• _Working data_

— start —

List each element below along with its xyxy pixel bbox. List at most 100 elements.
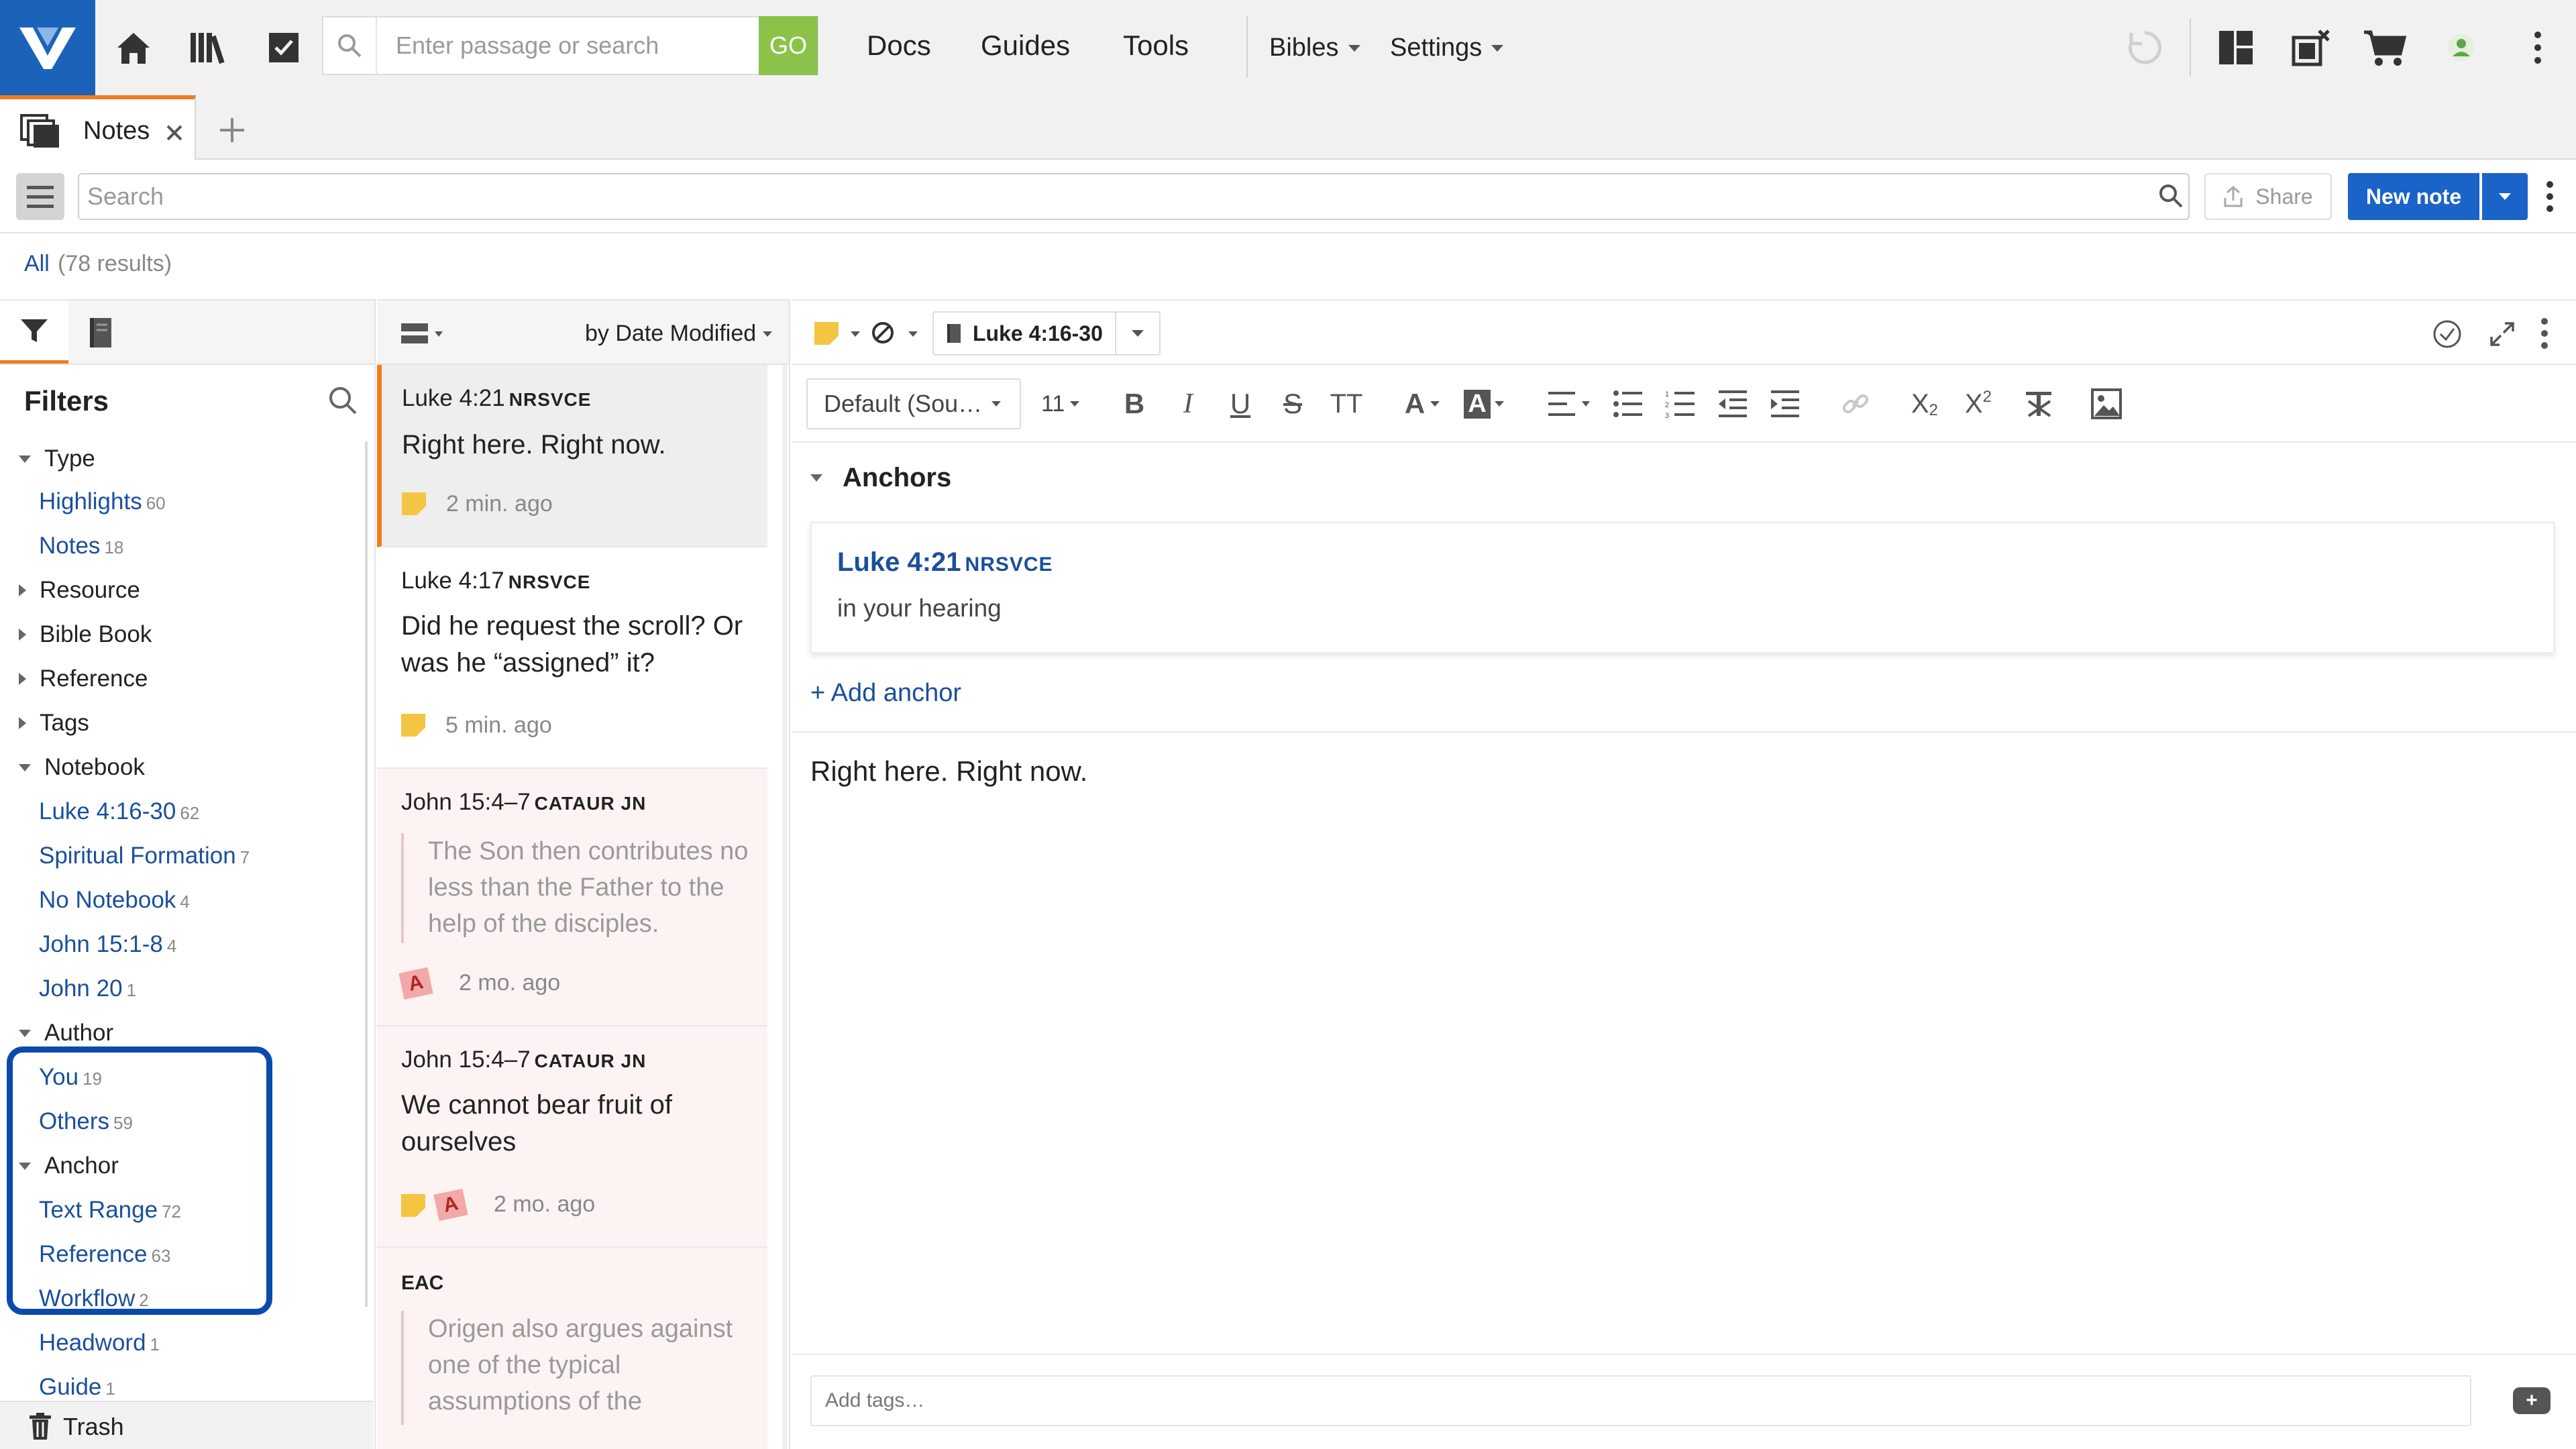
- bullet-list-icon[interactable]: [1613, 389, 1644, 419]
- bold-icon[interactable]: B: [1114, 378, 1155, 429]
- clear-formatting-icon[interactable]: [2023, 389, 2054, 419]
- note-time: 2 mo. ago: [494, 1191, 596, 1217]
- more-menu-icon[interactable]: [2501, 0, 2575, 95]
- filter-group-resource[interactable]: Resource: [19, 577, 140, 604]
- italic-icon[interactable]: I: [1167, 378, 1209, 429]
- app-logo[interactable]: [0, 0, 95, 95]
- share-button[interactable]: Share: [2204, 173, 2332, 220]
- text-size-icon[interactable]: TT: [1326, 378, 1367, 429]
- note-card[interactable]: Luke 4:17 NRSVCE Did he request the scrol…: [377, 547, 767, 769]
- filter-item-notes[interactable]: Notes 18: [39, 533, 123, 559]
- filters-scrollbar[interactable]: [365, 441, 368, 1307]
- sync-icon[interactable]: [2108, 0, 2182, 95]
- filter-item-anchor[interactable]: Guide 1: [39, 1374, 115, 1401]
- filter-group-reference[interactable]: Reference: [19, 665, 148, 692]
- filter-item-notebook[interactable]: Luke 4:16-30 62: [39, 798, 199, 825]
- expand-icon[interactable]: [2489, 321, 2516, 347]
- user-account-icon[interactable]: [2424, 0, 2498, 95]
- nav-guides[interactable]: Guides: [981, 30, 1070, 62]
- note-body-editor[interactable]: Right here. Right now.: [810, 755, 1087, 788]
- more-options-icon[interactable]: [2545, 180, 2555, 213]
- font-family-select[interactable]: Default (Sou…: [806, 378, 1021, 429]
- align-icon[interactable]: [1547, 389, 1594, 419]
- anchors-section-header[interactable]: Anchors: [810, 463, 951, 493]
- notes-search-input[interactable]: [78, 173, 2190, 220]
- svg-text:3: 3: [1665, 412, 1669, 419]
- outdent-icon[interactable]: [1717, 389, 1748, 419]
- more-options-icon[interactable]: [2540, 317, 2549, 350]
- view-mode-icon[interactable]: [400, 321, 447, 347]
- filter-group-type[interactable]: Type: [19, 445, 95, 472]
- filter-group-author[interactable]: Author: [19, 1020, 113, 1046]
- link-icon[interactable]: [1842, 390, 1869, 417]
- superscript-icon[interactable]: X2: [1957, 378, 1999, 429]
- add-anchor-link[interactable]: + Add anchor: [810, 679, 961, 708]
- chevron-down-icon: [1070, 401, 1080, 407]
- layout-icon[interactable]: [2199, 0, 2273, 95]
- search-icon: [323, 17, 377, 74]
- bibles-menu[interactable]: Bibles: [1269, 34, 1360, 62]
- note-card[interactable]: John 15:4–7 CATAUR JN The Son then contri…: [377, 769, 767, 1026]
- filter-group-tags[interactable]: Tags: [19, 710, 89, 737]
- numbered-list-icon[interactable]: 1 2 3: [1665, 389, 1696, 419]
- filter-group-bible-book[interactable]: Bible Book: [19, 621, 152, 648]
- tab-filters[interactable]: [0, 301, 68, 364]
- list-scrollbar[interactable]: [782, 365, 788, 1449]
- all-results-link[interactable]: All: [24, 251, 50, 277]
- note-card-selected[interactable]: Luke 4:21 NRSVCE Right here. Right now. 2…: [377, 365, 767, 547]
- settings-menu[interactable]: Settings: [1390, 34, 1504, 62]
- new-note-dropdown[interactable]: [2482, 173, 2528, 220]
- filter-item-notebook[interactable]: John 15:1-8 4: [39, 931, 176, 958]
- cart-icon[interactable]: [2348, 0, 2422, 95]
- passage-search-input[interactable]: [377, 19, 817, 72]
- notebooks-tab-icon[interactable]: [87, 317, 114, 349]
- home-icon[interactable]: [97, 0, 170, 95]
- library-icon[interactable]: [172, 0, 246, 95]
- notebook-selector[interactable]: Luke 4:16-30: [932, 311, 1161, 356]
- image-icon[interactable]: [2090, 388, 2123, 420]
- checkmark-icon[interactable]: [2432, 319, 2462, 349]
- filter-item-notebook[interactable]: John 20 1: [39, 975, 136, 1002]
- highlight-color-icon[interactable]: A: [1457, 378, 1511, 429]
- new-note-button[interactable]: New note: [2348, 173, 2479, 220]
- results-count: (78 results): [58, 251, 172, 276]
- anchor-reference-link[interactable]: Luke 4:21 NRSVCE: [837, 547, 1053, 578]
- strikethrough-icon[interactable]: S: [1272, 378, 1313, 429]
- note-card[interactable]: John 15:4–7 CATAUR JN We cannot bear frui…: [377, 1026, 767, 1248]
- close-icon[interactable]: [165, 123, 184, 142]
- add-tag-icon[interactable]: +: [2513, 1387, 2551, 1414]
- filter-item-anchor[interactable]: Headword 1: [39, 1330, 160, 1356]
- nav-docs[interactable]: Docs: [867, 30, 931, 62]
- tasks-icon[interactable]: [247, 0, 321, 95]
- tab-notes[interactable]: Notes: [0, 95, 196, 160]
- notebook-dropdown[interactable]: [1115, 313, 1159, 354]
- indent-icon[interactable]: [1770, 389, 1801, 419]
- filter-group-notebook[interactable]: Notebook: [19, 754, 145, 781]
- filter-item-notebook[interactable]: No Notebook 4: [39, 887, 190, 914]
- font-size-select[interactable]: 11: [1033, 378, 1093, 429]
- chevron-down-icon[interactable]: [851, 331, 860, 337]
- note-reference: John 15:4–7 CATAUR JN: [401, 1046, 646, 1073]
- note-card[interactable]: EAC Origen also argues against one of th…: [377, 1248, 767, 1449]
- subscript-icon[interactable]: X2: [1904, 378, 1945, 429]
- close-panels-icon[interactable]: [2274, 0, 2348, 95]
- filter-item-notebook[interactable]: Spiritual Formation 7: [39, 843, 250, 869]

— end —

• _Task statement_
Collect every line of the items above that contains the string "text", treating uppercase and lowercase letters as distinct.

• _Problem solution_
- text-size-icon[interactable]: TT: [1326, 378, 1367, 429]
- svg-text:3: 3: [1665, 412, 1669, 419]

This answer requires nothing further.